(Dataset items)
◆ ◆ ◆ ◆ ◆

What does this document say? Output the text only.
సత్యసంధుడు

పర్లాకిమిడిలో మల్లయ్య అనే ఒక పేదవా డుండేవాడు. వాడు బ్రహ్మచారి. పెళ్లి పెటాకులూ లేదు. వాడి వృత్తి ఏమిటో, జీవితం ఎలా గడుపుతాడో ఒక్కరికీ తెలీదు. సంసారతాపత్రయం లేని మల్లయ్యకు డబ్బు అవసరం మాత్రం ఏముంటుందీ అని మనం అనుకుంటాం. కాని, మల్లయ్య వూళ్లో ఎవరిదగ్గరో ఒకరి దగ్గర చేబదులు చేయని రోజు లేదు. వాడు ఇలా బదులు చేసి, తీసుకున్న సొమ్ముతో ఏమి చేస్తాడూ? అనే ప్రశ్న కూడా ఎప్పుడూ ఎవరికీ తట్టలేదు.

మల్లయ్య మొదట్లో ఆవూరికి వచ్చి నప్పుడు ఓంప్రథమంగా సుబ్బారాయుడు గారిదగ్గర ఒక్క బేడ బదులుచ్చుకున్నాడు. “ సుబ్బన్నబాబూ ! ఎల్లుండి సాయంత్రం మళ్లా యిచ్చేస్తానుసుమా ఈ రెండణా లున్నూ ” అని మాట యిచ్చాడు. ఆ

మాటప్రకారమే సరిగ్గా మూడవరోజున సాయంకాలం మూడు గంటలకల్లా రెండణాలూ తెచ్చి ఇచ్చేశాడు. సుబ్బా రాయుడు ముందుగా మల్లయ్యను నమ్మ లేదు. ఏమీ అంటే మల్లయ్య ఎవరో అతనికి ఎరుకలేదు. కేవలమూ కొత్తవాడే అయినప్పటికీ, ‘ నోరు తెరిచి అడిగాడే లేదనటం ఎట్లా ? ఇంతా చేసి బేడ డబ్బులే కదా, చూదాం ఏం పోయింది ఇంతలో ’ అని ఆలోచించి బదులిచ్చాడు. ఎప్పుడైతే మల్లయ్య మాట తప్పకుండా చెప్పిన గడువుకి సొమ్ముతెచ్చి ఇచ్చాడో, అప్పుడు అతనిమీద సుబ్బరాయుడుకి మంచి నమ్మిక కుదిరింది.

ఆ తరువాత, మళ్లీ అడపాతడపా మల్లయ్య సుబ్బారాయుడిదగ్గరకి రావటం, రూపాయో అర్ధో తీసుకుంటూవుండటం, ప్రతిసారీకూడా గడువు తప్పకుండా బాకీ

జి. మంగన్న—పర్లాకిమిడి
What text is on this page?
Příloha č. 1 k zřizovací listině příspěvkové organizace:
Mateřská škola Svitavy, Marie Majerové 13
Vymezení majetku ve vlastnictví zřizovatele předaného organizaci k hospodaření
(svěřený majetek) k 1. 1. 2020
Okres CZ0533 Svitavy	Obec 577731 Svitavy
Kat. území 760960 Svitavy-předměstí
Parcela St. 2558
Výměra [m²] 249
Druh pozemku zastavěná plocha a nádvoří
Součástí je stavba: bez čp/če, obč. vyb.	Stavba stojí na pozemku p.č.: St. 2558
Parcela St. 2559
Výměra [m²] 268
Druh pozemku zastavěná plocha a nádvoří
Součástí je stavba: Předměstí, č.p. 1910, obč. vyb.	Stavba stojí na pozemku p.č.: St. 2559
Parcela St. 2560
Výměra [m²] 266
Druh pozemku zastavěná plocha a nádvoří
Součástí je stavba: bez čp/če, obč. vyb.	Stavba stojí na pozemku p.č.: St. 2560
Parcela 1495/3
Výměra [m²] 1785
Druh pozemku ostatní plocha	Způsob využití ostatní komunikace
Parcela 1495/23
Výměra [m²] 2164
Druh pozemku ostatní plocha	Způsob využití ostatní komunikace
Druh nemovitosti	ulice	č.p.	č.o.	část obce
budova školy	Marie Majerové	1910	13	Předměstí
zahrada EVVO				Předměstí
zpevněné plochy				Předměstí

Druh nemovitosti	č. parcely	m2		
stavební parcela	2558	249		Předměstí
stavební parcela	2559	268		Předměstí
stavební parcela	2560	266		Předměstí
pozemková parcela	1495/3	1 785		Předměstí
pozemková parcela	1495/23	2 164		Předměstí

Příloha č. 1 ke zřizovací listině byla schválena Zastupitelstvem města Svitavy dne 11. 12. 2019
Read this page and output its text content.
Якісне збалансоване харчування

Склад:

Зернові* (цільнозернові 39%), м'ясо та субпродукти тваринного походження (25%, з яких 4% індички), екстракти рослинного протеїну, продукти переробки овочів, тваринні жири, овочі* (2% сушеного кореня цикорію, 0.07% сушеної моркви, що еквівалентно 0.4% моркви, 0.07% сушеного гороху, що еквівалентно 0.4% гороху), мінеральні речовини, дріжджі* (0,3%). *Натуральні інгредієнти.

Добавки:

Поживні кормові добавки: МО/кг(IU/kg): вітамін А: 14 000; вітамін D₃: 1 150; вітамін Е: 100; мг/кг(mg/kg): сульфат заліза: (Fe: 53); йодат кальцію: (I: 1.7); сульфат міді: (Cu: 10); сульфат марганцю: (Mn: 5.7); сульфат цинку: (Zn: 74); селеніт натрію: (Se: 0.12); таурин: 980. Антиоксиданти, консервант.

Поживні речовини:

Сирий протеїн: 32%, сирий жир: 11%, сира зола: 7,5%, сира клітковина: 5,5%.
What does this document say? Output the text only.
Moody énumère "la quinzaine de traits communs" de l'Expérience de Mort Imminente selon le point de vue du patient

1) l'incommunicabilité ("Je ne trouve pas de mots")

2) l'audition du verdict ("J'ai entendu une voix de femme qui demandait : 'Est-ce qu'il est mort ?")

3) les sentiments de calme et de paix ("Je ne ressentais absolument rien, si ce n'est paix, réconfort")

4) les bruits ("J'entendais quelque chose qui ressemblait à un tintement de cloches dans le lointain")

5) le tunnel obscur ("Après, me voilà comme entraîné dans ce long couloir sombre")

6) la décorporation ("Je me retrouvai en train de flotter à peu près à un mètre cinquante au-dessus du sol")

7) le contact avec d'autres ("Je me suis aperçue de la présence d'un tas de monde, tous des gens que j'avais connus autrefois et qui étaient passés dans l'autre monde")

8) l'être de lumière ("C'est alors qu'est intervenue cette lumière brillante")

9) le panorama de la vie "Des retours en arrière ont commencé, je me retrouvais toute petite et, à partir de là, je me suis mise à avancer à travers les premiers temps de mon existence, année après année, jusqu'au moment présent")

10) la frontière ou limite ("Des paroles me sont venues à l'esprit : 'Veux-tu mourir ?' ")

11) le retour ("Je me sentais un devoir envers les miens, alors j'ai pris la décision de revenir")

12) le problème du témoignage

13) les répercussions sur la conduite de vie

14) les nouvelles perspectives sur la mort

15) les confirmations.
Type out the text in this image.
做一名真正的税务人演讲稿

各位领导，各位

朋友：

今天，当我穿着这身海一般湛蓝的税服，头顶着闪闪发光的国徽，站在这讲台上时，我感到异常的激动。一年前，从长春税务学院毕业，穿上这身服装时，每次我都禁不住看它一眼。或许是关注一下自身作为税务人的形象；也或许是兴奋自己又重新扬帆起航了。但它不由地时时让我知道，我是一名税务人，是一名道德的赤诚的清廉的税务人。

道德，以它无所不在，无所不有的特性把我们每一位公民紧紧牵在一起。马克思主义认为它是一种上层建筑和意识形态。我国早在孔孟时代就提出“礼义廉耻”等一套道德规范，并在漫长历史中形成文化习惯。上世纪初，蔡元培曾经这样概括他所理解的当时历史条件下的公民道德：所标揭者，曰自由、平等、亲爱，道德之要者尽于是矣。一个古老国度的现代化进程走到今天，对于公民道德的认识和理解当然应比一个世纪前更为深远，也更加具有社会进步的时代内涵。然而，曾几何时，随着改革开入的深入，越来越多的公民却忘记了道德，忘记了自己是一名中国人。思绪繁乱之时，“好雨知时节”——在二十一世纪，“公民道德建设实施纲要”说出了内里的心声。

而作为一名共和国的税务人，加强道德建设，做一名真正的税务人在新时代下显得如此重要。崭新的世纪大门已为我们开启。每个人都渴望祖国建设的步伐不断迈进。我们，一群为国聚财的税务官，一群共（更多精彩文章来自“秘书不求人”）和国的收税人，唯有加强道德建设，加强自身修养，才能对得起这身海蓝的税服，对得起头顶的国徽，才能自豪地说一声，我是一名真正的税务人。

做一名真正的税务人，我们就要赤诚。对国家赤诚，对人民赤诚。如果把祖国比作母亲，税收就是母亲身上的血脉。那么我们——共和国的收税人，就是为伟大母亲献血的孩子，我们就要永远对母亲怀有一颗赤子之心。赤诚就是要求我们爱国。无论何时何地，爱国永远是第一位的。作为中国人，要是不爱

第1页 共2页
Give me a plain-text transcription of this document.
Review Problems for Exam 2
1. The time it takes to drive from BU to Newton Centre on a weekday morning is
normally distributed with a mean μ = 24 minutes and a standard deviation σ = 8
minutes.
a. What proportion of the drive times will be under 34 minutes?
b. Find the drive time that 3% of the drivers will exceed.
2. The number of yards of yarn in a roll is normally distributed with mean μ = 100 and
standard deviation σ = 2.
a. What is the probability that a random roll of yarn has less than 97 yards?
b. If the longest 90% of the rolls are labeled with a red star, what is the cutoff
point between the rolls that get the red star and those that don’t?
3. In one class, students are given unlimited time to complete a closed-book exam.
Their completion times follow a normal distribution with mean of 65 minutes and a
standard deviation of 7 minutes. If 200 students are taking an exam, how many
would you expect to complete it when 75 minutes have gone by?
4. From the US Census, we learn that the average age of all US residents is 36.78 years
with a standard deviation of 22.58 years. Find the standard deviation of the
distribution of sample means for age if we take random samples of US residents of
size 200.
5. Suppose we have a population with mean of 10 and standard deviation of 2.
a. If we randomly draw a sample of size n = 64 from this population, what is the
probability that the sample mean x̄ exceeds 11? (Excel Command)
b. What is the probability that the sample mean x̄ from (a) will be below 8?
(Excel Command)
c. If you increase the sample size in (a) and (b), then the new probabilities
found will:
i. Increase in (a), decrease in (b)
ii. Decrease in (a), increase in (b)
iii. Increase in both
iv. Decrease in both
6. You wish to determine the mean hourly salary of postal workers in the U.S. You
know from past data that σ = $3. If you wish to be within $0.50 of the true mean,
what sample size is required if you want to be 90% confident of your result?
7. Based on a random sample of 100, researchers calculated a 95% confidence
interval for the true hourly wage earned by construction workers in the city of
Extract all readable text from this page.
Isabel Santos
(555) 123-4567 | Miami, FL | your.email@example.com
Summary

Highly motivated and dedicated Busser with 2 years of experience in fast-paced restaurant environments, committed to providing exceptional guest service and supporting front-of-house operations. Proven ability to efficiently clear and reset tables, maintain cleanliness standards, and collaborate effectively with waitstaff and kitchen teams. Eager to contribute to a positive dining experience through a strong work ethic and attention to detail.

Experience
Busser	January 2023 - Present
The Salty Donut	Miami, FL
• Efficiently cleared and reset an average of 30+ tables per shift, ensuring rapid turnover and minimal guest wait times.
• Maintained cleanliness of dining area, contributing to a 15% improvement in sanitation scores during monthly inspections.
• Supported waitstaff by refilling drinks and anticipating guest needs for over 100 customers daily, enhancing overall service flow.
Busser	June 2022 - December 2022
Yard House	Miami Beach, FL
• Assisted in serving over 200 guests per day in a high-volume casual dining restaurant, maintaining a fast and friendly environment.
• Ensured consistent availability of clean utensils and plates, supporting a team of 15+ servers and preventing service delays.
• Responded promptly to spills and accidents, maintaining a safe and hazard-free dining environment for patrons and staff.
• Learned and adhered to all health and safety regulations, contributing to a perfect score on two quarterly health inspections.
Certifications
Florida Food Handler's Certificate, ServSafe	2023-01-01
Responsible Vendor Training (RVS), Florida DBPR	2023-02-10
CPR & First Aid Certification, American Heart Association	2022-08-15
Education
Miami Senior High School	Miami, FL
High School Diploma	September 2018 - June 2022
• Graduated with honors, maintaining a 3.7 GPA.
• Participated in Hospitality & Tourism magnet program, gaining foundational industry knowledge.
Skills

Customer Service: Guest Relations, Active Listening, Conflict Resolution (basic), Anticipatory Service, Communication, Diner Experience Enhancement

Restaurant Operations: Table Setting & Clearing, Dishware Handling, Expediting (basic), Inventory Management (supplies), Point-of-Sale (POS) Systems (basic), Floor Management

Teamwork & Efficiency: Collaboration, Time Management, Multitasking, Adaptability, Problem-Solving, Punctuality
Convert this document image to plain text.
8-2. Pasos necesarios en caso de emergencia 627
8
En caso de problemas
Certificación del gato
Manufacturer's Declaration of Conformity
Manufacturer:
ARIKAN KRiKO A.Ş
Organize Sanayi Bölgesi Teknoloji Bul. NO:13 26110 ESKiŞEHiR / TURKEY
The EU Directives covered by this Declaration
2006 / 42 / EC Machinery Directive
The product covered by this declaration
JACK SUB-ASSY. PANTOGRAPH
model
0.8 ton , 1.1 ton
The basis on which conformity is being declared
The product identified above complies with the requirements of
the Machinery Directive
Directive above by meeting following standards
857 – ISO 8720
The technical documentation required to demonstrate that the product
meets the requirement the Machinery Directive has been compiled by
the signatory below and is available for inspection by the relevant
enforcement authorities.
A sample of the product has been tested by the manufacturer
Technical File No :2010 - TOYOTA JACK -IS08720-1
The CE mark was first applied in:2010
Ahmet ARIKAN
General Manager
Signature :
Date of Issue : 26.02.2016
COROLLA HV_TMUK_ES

◆ ◆ ◆ ◆ ◆

# Problem statement:
Copy out each line of the entries that holds "Excel".

# Result of the task:
probability that the sample mean x̄ exceeds 11? (Excel Command)
(Excel Command)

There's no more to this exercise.